(YOUR GOAL) Look through the material below and give the number of lines holding "this", with no other words.
________________
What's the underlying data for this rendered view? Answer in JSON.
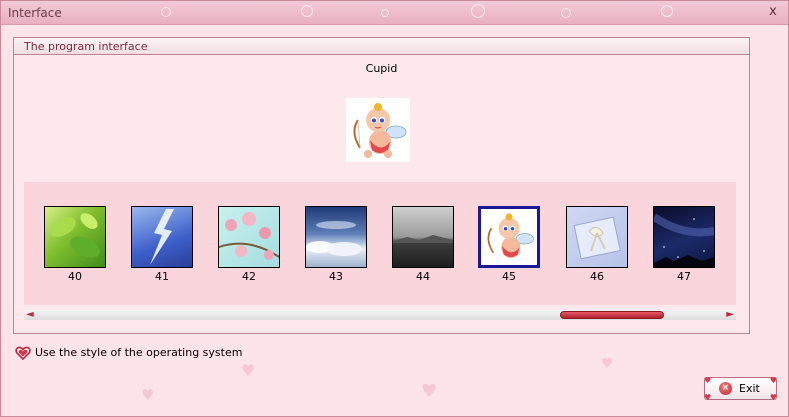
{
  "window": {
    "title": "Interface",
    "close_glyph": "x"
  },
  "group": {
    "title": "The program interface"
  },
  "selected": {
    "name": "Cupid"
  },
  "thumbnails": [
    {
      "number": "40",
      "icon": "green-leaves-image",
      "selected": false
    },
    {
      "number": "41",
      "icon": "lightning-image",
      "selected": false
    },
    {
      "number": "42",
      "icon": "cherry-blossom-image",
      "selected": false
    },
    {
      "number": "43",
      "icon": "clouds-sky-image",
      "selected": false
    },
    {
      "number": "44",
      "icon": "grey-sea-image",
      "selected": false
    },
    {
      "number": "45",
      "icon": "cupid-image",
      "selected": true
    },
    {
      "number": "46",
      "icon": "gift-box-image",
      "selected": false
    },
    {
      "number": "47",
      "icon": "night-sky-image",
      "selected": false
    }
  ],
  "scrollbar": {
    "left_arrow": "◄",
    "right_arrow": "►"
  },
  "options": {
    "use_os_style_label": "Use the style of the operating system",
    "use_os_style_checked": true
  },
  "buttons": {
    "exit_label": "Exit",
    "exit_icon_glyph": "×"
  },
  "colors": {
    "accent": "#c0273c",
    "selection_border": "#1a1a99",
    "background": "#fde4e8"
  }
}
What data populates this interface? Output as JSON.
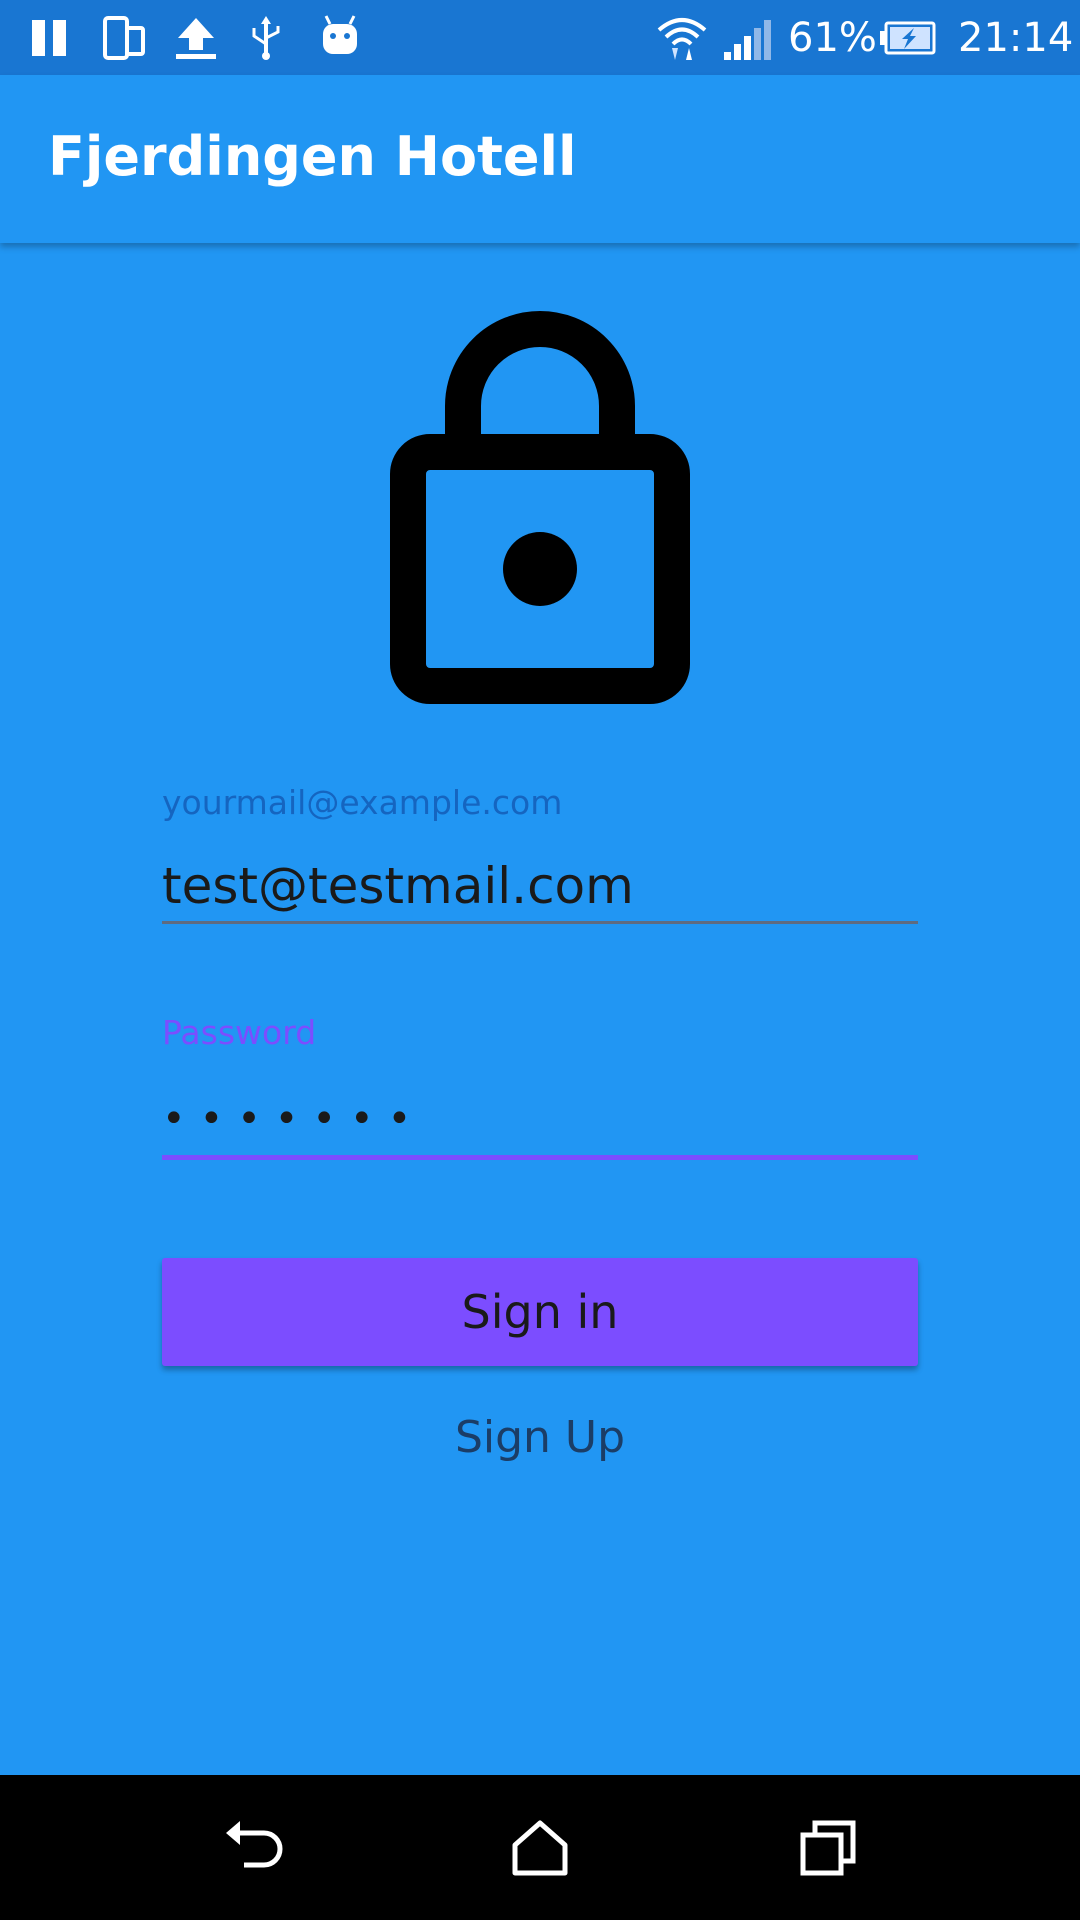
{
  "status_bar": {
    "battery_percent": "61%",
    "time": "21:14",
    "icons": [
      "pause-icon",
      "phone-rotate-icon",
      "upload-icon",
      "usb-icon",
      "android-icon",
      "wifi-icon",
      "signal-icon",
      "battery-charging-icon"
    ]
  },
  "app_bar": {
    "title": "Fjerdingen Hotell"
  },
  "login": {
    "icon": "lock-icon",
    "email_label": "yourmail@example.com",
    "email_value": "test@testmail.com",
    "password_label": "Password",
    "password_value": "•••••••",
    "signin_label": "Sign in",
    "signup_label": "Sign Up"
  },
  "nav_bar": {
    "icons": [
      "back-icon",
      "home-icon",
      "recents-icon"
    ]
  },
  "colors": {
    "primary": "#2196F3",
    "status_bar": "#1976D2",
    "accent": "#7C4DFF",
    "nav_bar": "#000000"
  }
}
________________
(OUTPUT) 2